# Start of WORKING DATA

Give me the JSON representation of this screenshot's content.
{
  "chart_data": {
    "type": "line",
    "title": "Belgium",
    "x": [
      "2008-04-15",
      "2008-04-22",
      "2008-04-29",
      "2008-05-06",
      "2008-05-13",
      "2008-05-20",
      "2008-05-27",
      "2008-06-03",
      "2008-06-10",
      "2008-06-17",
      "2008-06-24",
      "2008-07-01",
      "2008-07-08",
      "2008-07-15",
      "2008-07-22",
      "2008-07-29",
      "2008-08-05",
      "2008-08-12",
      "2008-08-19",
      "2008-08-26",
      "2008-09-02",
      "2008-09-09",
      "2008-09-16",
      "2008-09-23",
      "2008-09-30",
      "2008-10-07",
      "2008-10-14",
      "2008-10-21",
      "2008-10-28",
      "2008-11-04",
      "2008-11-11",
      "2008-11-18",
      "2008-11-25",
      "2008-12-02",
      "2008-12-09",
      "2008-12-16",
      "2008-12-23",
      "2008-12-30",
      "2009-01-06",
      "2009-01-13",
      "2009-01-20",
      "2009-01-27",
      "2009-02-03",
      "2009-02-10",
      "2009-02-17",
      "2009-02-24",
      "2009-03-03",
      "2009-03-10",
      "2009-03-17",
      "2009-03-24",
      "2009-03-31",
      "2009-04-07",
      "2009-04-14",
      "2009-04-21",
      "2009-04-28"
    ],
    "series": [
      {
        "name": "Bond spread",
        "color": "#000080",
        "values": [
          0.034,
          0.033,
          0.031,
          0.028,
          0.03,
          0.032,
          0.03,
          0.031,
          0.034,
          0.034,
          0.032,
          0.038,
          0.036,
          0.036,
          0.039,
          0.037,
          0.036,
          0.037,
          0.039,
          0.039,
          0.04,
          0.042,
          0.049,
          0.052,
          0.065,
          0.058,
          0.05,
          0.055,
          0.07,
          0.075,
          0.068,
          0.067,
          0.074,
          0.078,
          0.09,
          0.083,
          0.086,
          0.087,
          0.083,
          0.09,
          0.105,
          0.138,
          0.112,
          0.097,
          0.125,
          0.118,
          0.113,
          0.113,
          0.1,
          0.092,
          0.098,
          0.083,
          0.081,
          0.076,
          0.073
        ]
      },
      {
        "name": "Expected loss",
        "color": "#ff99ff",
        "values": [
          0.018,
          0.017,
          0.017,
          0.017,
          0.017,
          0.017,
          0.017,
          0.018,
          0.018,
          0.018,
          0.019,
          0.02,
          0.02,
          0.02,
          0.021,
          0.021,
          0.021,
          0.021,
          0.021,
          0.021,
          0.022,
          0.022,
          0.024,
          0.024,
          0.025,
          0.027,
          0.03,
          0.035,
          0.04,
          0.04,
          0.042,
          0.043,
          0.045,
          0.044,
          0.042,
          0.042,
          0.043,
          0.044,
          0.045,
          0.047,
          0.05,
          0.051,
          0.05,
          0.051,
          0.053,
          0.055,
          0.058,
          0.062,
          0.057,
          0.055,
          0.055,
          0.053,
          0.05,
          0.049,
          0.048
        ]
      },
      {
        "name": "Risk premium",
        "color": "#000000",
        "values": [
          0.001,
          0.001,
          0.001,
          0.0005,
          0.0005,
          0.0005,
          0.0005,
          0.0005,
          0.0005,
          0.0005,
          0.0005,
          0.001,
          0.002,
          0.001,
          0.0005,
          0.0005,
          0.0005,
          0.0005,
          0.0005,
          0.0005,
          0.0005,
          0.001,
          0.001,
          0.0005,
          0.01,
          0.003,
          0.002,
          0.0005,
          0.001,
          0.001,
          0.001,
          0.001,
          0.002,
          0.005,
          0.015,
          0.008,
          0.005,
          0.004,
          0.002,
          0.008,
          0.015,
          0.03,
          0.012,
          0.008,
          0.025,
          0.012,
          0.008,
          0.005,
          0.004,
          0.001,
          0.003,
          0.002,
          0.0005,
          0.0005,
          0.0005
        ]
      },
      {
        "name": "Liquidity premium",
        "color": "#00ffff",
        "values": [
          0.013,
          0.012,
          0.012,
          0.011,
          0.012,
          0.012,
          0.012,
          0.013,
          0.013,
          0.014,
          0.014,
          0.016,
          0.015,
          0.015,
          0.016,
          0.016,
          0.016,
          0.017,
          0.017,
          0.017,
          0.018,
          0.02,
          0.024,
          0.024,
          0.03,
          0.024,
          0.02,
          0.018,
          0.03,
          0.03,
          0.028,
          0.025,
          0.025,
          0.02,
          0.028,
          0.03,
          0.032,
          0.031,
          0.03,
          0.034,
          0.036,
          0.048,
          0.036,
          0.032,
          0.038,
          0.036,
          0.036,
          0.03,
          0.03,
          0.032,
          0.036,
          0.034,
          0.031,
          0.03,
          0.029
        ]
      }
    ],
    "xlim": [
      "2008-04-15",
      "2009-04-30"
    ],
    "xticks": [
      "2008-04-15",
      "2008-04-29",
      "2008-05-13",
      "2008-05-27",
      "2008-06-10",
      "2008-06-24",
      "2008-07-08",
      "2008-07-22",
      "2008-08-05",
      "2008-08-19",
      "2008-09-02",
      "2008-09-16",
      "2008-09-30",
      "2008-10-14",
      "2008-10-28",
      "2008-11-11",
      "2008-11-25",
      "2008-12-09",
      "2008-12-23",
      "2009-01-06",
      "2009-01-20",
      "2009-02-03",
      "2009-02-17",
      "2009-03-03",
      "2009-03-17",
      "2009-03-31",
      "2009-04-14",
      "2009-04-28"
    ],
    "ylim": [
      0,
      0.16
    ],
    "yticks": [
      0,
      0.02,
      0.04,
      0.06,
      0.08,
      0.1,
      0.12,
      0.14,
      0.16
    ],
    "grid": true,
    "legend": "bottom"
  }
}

# End of WORKING DATA
# Start of WORKING DATA

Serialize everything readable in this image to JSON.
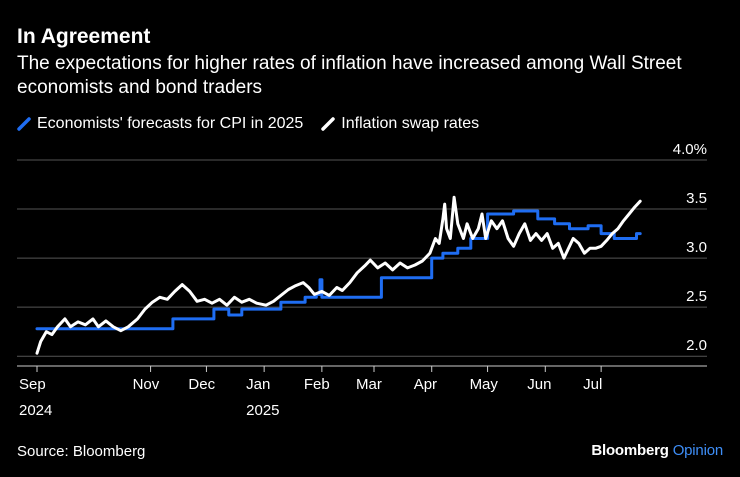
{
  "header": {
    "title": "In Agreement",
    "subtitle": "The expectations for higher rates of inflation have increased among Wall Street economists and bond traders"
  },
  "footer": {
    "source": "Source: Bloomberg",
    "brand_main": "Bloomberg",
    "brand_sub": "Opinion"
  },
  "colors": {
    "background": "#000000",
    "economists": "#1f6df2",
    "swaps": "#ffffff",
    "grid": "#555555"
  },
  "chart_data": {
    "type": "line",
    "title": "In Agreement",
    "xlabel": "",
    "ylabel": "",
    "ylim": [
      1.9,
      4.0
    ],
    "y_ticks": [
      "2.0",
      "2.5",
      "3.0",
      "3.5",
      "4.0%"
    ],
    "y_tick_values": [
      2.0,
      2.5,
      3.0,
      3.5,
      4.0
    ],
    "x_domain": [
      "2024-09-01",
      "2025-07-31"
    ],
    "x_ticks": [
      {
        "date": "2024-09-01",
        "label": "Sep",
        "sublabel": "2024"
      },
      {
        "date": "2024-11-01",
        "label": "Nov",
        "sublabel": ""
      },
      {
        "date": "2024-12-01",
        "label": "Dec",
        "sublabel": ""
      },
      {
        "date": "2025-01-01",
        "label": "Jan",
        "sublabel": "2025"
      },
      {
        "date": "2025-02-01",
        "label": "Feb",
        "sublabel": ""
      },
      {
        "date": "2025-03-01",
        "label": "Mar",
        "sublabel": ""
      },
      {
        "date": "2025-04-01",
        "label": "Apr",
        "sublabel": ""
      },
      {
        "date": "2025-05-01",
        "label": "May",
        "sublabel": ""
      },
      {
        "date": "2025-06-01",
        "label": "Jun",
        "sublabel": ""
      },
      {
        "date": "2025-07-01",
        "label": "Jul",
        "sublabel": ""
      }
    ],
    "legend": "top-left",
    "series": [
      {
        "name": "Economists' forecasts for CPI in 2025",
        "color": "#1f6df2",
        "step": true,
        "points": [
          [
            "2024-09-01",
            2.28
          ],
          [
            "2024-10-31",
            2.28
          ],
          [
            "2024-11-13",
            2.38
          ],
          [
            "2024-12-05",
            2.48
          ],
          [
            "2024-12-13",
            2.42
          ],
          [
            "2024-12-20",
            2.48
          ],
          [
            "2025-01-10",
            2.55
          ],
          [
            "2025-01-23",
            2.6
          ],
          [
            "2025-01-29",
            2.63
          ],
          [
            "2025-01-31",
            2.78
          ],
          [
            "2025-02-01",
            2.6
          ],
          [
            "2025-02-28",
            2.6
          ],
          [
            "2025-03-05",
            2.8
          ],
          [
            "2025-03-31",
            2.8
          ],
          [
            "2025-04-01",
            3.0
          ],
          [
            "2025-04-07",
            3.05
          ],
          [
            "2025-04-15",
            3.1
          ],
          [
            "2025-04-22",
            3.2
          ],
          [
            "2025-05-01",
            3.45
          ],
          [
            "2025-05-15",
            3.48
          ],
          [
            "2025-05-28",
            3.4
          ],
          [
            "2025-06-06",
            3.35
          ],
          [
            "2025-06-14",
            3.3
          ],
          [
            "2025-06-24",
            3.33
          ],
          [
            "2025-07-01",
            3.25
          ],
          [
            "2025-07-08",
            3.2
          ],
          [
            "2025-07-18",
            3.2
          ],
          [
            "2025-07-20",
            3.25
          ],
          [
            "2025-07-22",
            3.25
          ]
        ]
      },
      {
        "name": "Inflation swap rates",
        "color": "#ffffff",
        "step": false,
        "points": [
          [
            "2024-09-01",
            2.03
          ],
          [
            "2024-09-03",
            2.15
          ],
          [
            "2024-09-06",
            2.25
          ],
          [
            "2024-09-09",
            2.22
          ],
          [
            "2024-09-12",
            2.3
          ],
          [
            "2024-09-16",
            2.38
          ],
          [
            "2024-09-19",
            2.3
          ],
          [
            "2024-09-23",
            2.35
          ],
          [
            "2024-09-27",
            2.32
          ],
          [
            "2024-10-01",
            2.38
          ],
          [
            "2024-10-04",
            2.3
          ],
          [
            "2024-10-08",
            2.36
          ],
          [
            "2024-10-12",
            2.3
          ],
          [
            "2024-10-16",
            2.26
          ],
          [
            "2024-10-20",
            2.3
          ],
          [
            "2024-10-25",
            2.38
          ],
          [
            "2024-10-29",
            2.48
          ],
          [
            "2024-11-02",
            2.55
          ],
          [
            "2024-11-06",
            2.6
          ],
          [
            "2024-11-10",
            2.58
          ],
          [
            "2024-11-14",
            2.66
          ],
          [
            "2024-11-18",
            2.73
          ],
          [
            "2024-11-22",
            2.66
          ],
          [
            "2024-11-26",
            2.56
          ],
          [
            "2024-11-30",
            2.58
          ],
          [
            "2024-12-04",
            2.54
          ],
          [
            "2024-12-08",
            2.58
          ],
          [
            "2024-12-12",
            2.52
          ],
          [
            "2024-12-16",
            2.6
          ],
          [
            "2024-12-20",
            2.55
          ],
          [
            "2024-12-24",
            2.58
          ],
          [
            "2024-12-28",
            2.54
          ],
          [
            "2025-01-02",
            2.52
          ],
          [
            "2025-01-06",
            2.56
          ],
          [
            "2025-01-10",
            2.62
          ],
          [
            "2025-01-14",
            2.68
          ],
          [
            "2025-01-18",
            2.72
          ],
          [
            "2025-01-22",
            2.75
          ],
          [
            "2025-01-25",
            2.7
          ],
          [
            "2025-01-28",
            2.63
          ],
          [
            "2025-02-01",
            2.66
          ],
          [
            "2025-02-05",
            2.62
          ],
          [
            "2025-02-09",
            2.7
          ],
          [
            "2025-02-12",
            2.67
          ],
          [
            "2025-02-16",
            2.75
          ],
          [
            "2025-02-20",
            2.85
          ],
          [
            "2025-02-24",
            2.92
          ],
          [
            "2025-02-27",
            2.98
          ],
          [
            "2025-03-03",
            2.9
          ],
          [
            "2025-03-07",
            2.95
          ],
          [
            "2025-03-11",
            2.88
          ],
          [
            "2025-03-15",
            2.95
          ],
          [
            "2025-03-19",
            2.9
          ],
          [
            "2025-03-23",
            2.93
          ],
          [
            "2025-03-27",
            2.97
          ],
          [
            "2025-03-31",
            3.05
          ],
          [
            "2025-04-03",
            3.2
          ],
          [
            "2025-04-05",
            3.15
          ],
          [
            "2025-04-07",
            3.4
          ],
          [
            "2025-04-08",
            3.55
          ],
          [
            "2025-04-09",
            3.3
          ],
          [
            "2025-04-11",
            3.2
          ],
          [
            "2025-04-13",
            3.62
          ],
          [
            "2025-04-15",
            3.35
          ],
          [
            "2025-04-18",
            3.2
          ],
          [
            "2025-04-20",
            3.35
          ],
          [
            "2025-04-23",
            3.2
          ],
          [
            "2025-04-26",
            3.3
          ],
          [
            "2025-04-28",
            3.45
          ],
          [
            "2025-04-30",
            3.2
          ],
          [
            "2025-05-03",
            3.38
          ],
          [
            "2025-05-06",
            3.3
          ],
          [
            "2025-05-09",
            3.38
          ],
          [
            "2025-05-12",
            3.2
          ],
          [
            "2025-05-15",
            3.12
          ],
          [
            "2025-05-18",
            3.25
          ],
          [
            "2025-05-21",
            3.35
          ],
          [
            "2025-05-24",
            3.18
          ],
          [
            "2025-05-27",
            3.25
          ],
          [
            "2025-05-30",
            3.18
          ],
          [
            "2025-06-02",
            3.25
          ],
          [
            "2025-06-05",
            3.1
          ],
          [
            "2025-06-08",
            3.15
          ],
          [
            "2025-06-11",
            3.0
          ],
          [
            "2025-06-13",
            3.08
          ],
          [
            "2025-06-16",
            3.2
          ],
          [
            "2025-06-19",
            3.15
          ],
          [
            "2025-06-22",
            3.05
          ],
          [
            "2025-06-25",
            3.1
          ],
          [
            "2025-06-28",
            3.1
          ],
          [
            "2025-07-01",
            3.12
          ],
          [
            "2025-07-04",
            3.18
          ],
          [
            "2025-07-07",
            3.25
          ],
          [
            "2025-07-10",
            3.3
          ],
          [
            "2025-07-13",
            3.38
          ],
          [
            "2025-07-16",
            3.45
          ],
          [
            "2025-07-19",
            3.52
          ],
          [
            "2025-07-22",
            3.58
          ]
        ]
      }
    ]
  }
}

# End of WORKING DATA
# Start of WORKING DATA

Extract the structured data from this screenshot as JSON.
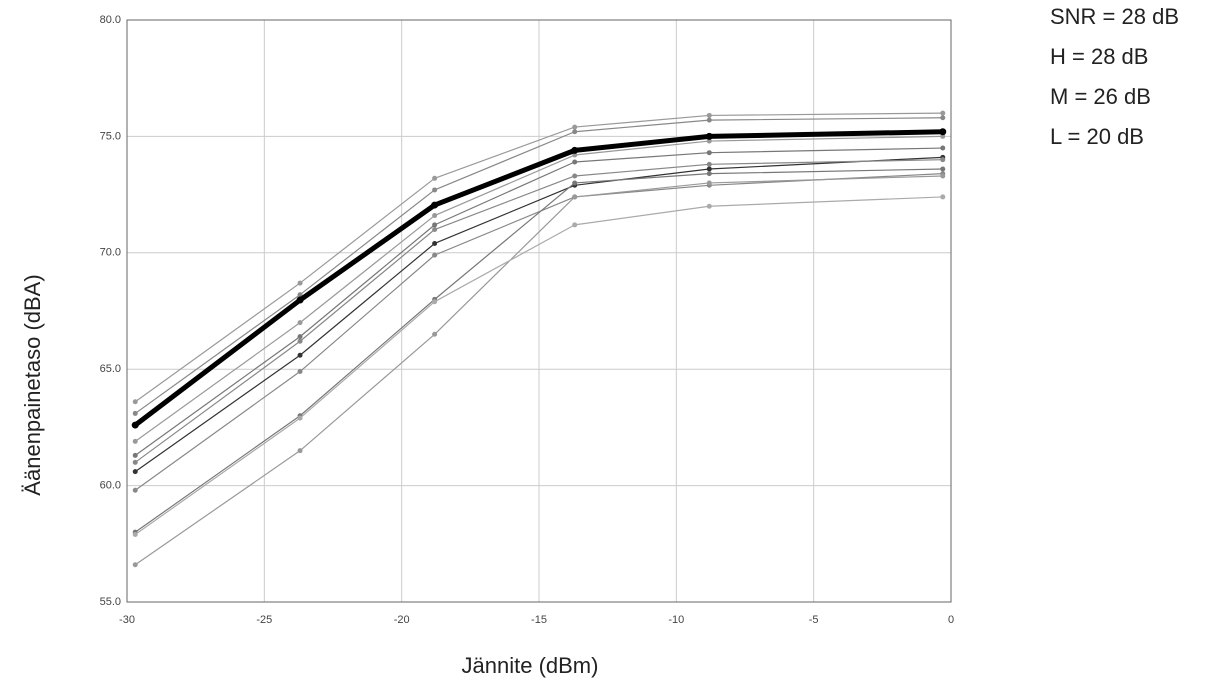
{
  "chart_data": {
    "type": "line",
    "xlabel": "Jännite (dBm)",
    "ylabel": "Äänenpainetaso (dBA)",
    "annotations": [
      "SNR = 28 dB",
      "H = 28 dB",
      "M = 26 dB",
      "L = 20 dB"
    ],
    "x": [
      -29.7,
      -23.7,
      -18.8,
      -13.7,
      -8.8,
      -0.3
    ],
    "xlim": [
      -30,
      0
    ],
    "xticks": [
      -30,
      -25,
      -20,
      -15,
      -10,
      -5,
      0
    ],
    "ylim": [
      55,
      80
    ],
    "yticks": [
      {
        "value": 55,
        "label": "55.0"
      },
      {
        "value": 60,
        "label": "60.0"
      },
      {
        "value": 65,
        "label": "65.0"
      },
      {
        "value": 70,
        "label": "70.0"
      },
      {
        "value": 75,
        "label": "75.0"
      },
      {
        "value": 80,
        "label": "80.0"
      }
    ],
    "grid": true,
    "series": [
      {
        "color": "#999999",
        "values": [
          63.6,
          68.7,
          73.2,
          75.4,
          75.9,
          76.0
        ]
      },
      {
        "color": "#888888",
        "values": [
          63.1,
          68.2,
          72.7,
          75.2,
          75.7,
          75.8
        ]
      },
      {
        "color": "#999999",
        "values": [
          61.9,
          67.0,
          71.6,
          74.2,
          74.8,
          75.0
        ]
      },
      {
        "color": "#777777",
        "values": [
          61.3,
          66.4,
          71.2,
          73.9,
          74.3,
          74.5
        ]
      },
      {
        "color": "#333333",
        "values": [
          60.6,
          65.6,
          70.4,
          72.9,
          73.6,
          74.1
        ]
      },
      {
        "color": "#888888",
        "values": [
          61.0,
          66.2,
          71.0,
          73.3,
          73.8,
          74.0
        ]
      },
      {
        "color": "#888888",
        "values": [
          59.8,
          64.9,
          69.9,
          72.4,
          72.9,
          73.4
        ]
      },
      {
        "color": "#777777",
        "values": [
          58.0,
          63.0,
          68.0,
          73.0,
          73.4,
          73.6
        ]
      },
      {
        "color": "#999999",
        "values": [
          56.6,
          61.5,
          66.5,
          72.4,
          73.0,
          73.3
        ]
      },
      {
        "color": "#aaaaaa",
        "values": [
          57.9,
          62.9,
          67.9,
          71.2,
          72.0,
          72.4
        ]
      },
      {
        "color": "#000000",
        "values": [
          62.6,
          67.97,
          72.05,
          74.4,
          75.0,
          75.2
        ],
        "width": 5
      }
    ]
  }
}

# End of WORKING DATA

## [SHORT PROBLEM]
Look through the lines above and collect those with the word "rates".

## [EXERCISE ANSWER]
    "subtitle": "The expectations for higher rates of inflation have increased among Wall Street economists and bond traders"
        "name": "Inflation swap rates",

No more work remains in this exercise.